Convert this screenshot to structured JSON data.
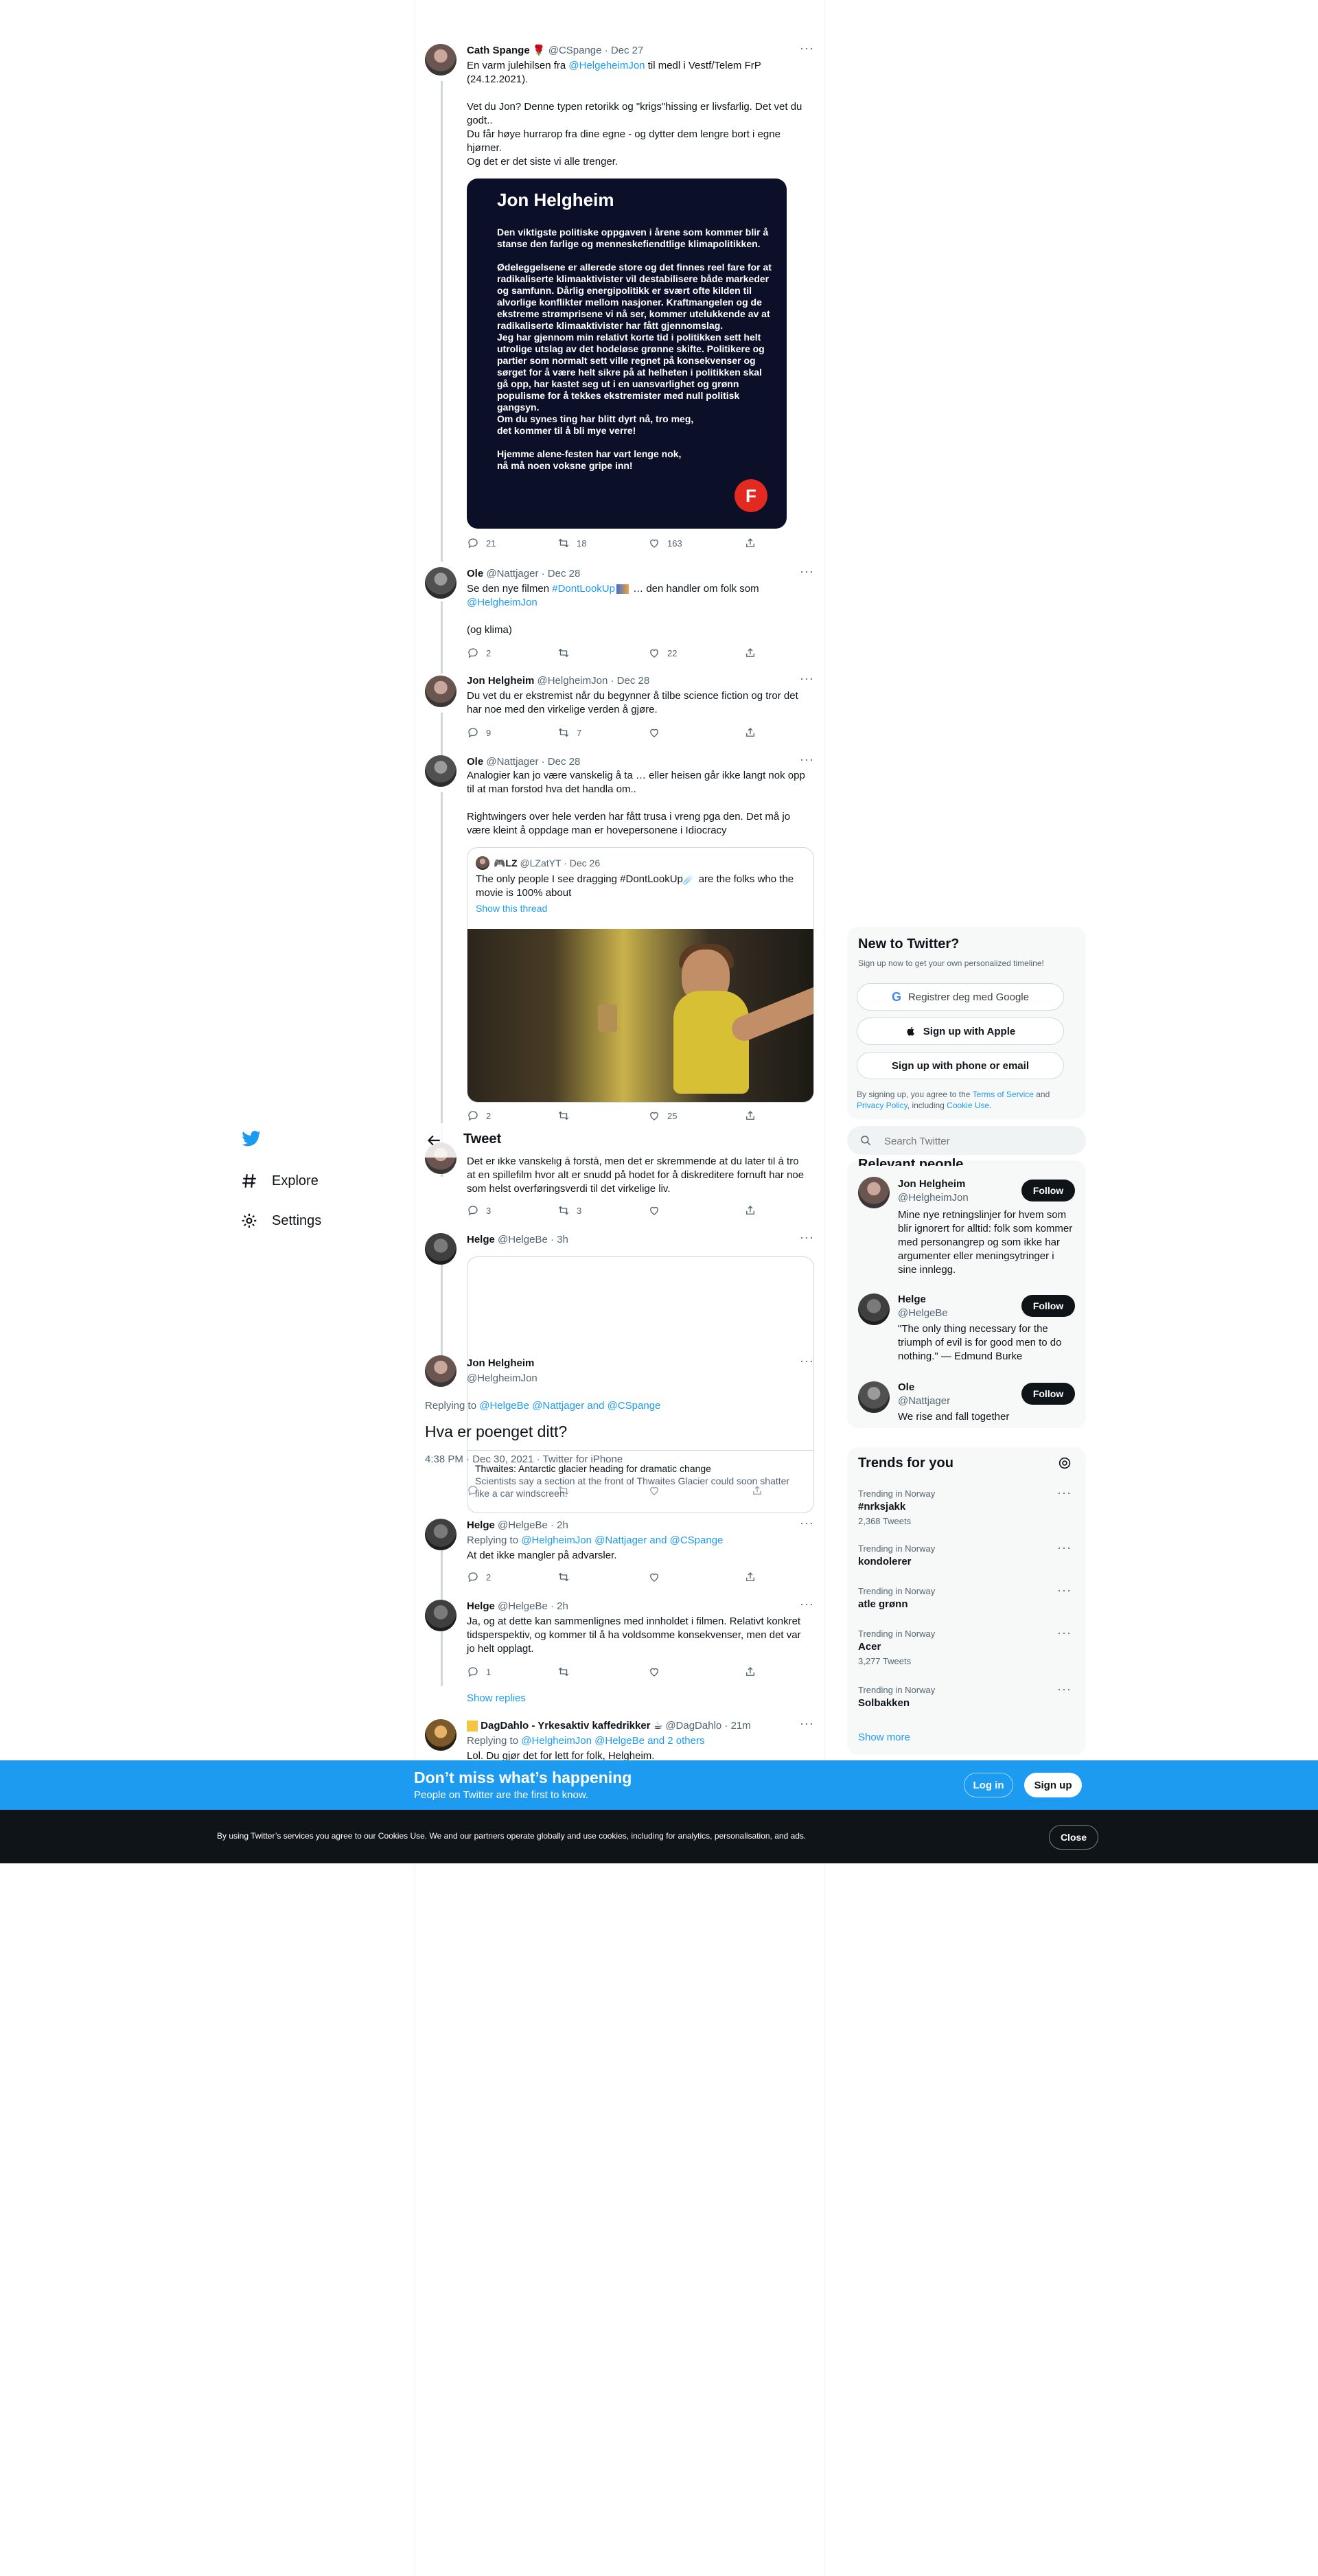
{
  "sidebar": {
    "items": [
      {
        "label": "Explore",
        "icon": "hashtag-icon"
      },
      {
        "label": "Settings",
        "icon": "gear-icon"
      }
    ]
  },
  "header": {
    "title": "Tweet"
  },
  "tweets": [
    {
      "name": "Cath Spange",
      "emoji": "🌹",
      "handle": "@CSpange",
      "date": "Dec 27",
      "text_pre": "En varm julehilsen fra ",
      "mention": "@HelgeheimJon",
      "text_post": " til medl i Vestf/Telem FrP (24.12.2021).",
      "lines": [
        "Vet du Jon? Denne typen retorikk og \"krigs\"hissing er livsfarlig. Det vet du godt..",
        "Du får høye hurrarop fra dine egne - og dytter dem lengre bort i egne hjørner.",
        "Og det er det siste vi alle trenger."
      ],
      "card": {
        "title": "Jon Helgheim",
        "body": "Den viktigste politiske oppgaven i årene som kommer blir å stanse den farlige og menneskefiendtlige klimapolitikken.\n\nØdeleggelsene er allerede store og det finnes reel fare for at radikaliserte klimaaktivister vil destabilisere både markeder og samfunn. Dårlig energipolitikk er svært ofte kilden til alvorlige konflikter mellom nasjoner. Kraftmangelen og de ekstreme strømprisene vi nå ser, kommer utelukkende av at radikaliserte klimaaktivister har fått gjennomslag.\nJeg har gjennom min relativt korte tid i politikken sett helt utrolige utslag av det hodeløse grønne skifte. Politikere og partier som normalt sett ville regnet på konsekvenser og sørget for å være helt sikre på at helheten i politikken skal gå opp, har kastet seg ut i en uansvarlighet og grønn populisme for å tekkes ekstremister med null politisk gangsyn.\nOm du synes ting har blitt dyrt nå, tro meg,\ndet kommer til å bli mye verre!\n\nHjemme alene-festen har vart lenge nok,\nnå må noen voksne gripe inn!",
        "logo": "F"
      },
      "replies": "21",
      "retweets": "18",
      "likes": "163"
    },
    {
      "name": "Ole",
      "handle": "@Nattjager",
      "date": "Dec 28",
      "line1_pre": "Se den nye filmen ",
      "hashtag": "#DontLookUp",
      "line1_post": " … den handler om folk som",
      "mention": "@HelgheimJon",
      "line2": "(og klima)",
      "replies": "2",
      "retweets": "",
      "likes": "22"
    },
    {
      "name": "Jon Helgheim",
      "handle": "@HelgheimJon",
      "date": "Dec 28",
      "text": "Du vet du er ekstremist når du begynner å tilbe science fiction og tror det har noe med den virkelige verden å gjøre.",
      "replies": "9",
      "retweets": "7",
      "likes": ""
    },
    {
      "name": "Ole",
      "handle": "@Nattjager",
      "date": "Dec 28",
      "text1": "Analogier kan jo være vanskelig å ta … eller heisen går ikke langt nok opp til at man forstod hva det handla om..",
      "text2": "Rightwingers over hele verden har fått trusa i vreng pga den. Det må jo være kleint å oppdage man er hovepersonene i Idiocracy",
      "quote": {
        "name": "🎮LZ",
        "handle": "@LZatYT",
        "date": "Dec 26",
        "text": "The only people I see dragging #DontLookUp☄️ are the folks who the movie is 100% about",
        "show_thread": "Show this thread"
      },
      "replies": "2",
      "retweets": "",
      "likes": "25"
    },
    {
      "text": "Det er ikke vanskelig å forstå, men det er skremmende at du later til å tro at en spillefilm hvor alt er snudd på hodet for å diskreditere fornuft har noe som helst overføringsverdi til det virkelige liv.",
      "replies": "3",
      "retweets": "3",
      "likes": ""
    },
    {
      "name": "Helge",
      "handle": "@HelgeBe",
      "time": "3h"
    }
  ],
  "main_tweet": {
    "name": "Jon Helgheim",
    "handle": "@HelgheimJon",
    "replying_label": "Replying to",
    "replying_to": "@HelgeBe @Nattjager and @CSpange",
    "text": "Hva er poenget ditt?",
    "meta": "4:38 PM · Dec 30, 2021 · Twitter for iPhone",
    "link_card_title": "Thwaites: Antarctic glacier heading for dramatic change",
    "link_card_desc": "Scientists say a section at the front of Thwaites Glacier could soon shatter like a car windscreen."
  },
  "replies": [
    {
      "name": "Helge",
      "handle": "@HelgeBe",
      "time": "2h",
      "replying_label": "Replying to",
      "replying_to": "@HelgheimJon @Nattjager and @CSpange",
      "text": "At det ikke mangler på advarsler.",
      "replies": "2",
      "retweets": "",
      "likes": ""
    },
    {
      "name": "Helge",
      "handle": "@HelgeBe",
      "time": "2h",
      "text": "Ja, og at dette kan sammenlignes med innholdet i filmen. Relativt konkret tidsperspektiv, og kommer til å ha voldsomme konsekvenser, men det var jo helt opplagt.",
      "replies": "1",
      "retweets": "",
      "likes": ""
    },
    {
      "show_replies": "Show replies"
    },
    {
      "name": "DagDahlo - Yrkesaktiv kaffedrikker ☕",
      "handle": "@DagDahlo",
      "time": "21m",
      "replying_label": "Replying to",
      "replying_to": "@HelgheimJon @HelgeBe and 2 others",
      "text": "Lol. Du gjør det for lett for folk, Helgheim."
    }
  ],
  "signup": {
    "title": "New to Twitter?",
    "subtitle": "Sign up now to get your own personalized timeline!",
    "google": "Registrer deg med Google",
    "apple": "Sign up with Apple",
    "phone": "Sign up with phone or email",
    "terms_pre": "By signing up, you agree to the ",
    "terms": "Terms of Service",
    "terms_mid": " and",
    "privacy": "Privacy Policy",
    "terms_mid2": ", including ",
    "cookie": "Cookie Use",
    "terms_end": "."
  },
  "search": {
    "placeholder": "Search Twitter"
  },
  "relevant_people": {
    "title": "Relevant people",
    "people": [
      {
        "name": "Jon Helgheim",
        "handle": "@HelgheimJon",
        "bio": "Mine nye retningslinjer for hvem som blir ignorert for alltid: folk som kommer med personangrep og som ikke har argumenter eller meningsytringer i sine innlegg.",
        "button": "Follow"
      },
      {
        "name": "Helge",
        "handle": "@HelgeBe",
        "bio": "\"The only thing necessary for the triumph of evil is for good men to do nothing.\" — Edmund Burke",
        "button": "Follow"
      },
      {
        "name": "Ole",
        "handle": "@Nattjager",
        "bio": "We rise and fall together",
        "button": "Follow"
      }
    ]
  },
  "trends": {
    "title": "Trends for you",
    "items": [
      {
        "context": "Trending in Norway",
        "name": "#nrksjakk",
        "count": "2,368 Tweets"
      },
      {
        "context": "Trending in Norway",
        "name": "kondolerer",
        "count": ""
      },
      {
        "context": "Trending in Norway",
        "name": "atle grønn",
        "count": ""
      },
      {
        "context": "Trending in Norway",
        "name": "Acer",
        "count": "3,277 Tweets"
      },
      {
        "context": "Trending in Norway",
        "name": "Solbakken",
        "count": ""
      }
    ],
    "show_more": "Show more"
  },
  "bottom_bar": {
    "title": "Don’t miss what’s happening",
    "subtitle": "People on Twitter are the first to know.",
    "login": "Log in",
    "signup": "Sign up"
  },
  "cookie_bar": {
    "text": "By using Twitter’s services you agree to our Cookies Use. We and our partners operate globally and use cookies, including for analytics, personalisation, and ads.",
    "close": "Close"
  },
  "colors": {
    "accent": "#1d9bf0",
    "text": "#0f1419",
    "muted": "#536471",
    "card": "#0c0f28",
    "frp_red": "#e32a20"
  }
}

> [Challenge]:
The entries above should be reproduced exactly, without their pictures.

> [Exercise response]:
Convert this screenshot to structured JSON data.
{
  "sidebar": {
    "items": [
      {
        "label": "Explore",
        "icon": "hashtag-icon"
      },
      {
        "label": "Settings",
        "icon": "gear-icon"
      }
    ]
  },
  "header": {
    "title": "Tweet"
  },
  "tweets": [
    {
      "name": "Cath Spange",
      "emoji": "🌹",
      "handle": "@CSpange",
      "date": "Dec 27",
      "text_pre": "En varm julehilsen fra ",
      "mention": "@HelgeheimJon",
      "text_post": " til medl i Vestf/Telem FrP (24.12.2021).",
      "lines": [
        "Vet du Jon? Denne typen retorikk og \"krigs\"hissing er livsfarlig. Det vet du godt..",
        "Du får høye hurrarop fra dine egne - og dytter dem lengre bort i egne hjørner.",
        "Og det er det siste vi alle trenger."
      ],
      "card": {
        "title": "Jon Helgheim",
        "body": "Den viktigste politiske oppgaven i årene som kommer blir å stanse den farlige og menneskefiendtlige klimapolitikken.\n\nØdeleggelsene er allerede store og det finnes reel fare for at radikaliserte klimaaktivister vil destabilisere både markeder og samfunn. Dårlig energipolitikk er svært ofte kilden til alvorlige konflikter mellom nasjoner. Kraftmangelen og de ekstreme strømprisene vi nå ser, kommer utelukkende av at radikaliserte klimaaktivister har fått gjennomslag.\nJeg har gjennom min relativt korte tid i politikken sett helt utrolige utslag av det hodeløse grønne skifte. Politikere og partier som normalt sett ville regnet på konsekvenser og sørget for å være helt sikre på at helheten i politikken skal gå opp, har kastet seg ut i en uansvarlighet og grønn populisme for å tekkes ekstremister med null politisk gangsyn.\nOm du synes ting har blitt dyrt nå, tro meg,\ndet kommer til å bli mye verre!\n\nHjemme alene-festen har vart lenge nok,\nnå må noen voksne gripe inn!",
        "logo": "F"
      },
      "replies": "21",
      "retweets": "18",
      "likes": "163"
    },
    {
      "name": "Ole",
      "handle": "@Nattjager",
      "date": "Dec 28",
      "line1_pre": "Se den nye filmen ",
      "hashtag": "#DontLookUp",
      "line1_post": " … den handler om folk som",
      "mention": "@HelgheimJon",
      "line2": "(og klima)",
      "replies": "2",
      "retweets": "",
      "likes": "22"
    },
    {
      "name": "Jon Helgheim",
      "handle": "@HelgheimJon",
      "date": "Dec 28",
      "text": "Du vet du er ekstremist når du begynner å tilbe science fiction og tror det har noe med den virkelige verden å gjøre.",
      "replies": "9",
      "retweets": "7",
      "likes": ""
    },
    {
      "name": "Ole",
      "handle": "@Nattjager",
      "date": "Dec 28",
      "text1": "Analogier kan jo være vanskelig å ta … eller heisen går ikke langt nok opp til at man forstod hva det handla om..",
      "text2": "Rightwingers over hele verden har fått trusa i vreng pga den. Det må jo være kleint å oppdage man er hovepersonene i Idiocracy",
      "quote": {
        "name": "🎮LZ",
        "handle": "@LZatYT",
        "date": "Dec 26",
        "text": "The only people I see dragging #DontLookUp☄️ are the folks who the movie is 100% about",
        "show_thread": "Show this thread"
      },
      "replies": "2",
      "retweets": "",
      "likes": "25"
    },
    {
      "text": "Det er ikke vanskelig å forstå, men det er skremmende at du later til å tro at en spillefilm hvor alt er snudd på hodet for å diskreditere fornuft har noe som helst overføringsverdi til det virkelige liv.",
      "replies": "3",
      "retweets": "3",
      "likes": ""
    },
    {
      "name": "Helge",
      "handle": "@HelgeBe",
      "time": "3h"
    }
  ],
  "main_tweet": {
    "name": "Jon Helgheim",
    "handle": "@HelgheimJon",
    "replying_label": "Replying to",
    "replying_to": "@HelgeBe @Nattjager and @CSpange",
    "text": "Hva er poenget ditt?",
    "meta": "4:38 PM · Dec 30, 2021 · Twitter for iPhone",
    "link_card_title": "Thwaites: Antarctic glacier heading for dramatic change",
    "link_card_desc": "Scientists say a section at the front of Thwaites Glacier could soon shatter like a car windscreen."
  },
  "replies": [
    {
      "name": "Helge",
      "handle": "@HelgeBe",
      "time": "2h",
      "replying_label": "Replying to",
      "replying_to": "@HelgheimJon @Nattjager and @CSpange",
      "text": "At det ikke mangler på advarsler.",
      "replies": "2",
      "retweets": "",
      "likes": ""
    },
    {
      "name": "Helge",
      "handle": "@HelgeBe",
      "time": "2h",
      "text": "Ja, og at dette kan sammenlignes med innholdet i filmen. Relativt konkret tidsperspektiv, og kommer til å ha voldsomme konsekvenser, men det var jo helt opplagt.",
      "replies": "1",
      "retweets": "",
      "likes": ""
    },
    {
      "show_replies": "Show replies"
    },
    {
      "name": "DagDahlo - Yrkesaktiv kaffedrikker ☕",
      "handle": "@DagDahlo",
      "time": "21m",
      "replying_label": "Replying to",
      "replying_to": "@HelgheimJon @HelgeBe and 2 others",
      "text": "Lol. Du gjør det for lett for folk, Helgheim."
    }
  ],
  "signup": {
    "title": "New to Twitter?",
    "subtitle": "Sign up now to get your own personalized timeline!",
    "google": "Registrer deg med Google",
    "apple": "Sign up with Apple",
    "phone": "Sign up with phone or email",
    "terms_pre": "By signing up, you agree to the ",
    "terms": "Terms of Service",
    "terms_mid": " and",
    "privacy": "Privacy Policy",
    "terms_mid2": ", including ",
    "cookie": "Cookie Use",
    "terms_end": "."
  },
  "search": {
    "placeholder": "Search Twitter"
  },
  "relevant_people": {
    "title": "Relevant people",
    "people": [
      {
        "name": "Jon Helgheim",
        "handle": "@HelgheimJon",
        "bio": "Mine nye retningslinjer for hvem som blir ignorert for alltid: folk som kommer med personangrep og som ikke har argumenter eller meningsytringer i sine innlegg.",
        "button": "Follow"
      },
      {
        "name": "Helge",
        "handle": "@HelgeBe",
        "bio": "\"The only thing necessary for the triumph of evil is for good men to do nothing.\" — Edmund Burke",
        "button": "Follow"
      },
      {
        "name": "Ole",
        "handle": "@Nattjager",
        "bio": "We rise and fall together",
        "button": "Follow"
      }
    ]
  },
  "trends": {
    "title": "Trends for you",
    "items": [
      {
        "context": "Trending in Norway",
        "name": "#nrksjakk",
        "count": "2,368 Tweets"
      },
      {
        "context": "Trending in Norway",
        "name": "kondolerer",
        "count": ""
      },
      {
        "context": "Trending in Norway",
        "name": "atle grønn",
        "count": ""
      },
      {
        "context": "Trending in Norway",
        "name": "Acer",
        "count": "3,277 Tweets"
      },
      {
        "context": "Trending in Norway",
        "name": "Solbakken",
        "count": ""
      }
    ],
    "show_more": "Show more"
  },
  "bottom_bar": {
    "title": "Don’t miss what’s happening",
    "subtitle": "People on Twitter are the first to know.",
    "login": "Log in",
    "signup": "Sign up"
  },
  "cookie_bar": {
    "text": "By using Twitter’s services you agree to our Cookies Use. We and our partners operate globally and use cookies, including for analytics, personalisation, and ads.",
    "close": "Close"
  },
  "colors": {
    "accent": "#1d9bf0",
    "text": "#0f1419",
    "muted": "#536471",
    "card": "#0c0f28",
    "frp_red": "#e32a20"
  }
}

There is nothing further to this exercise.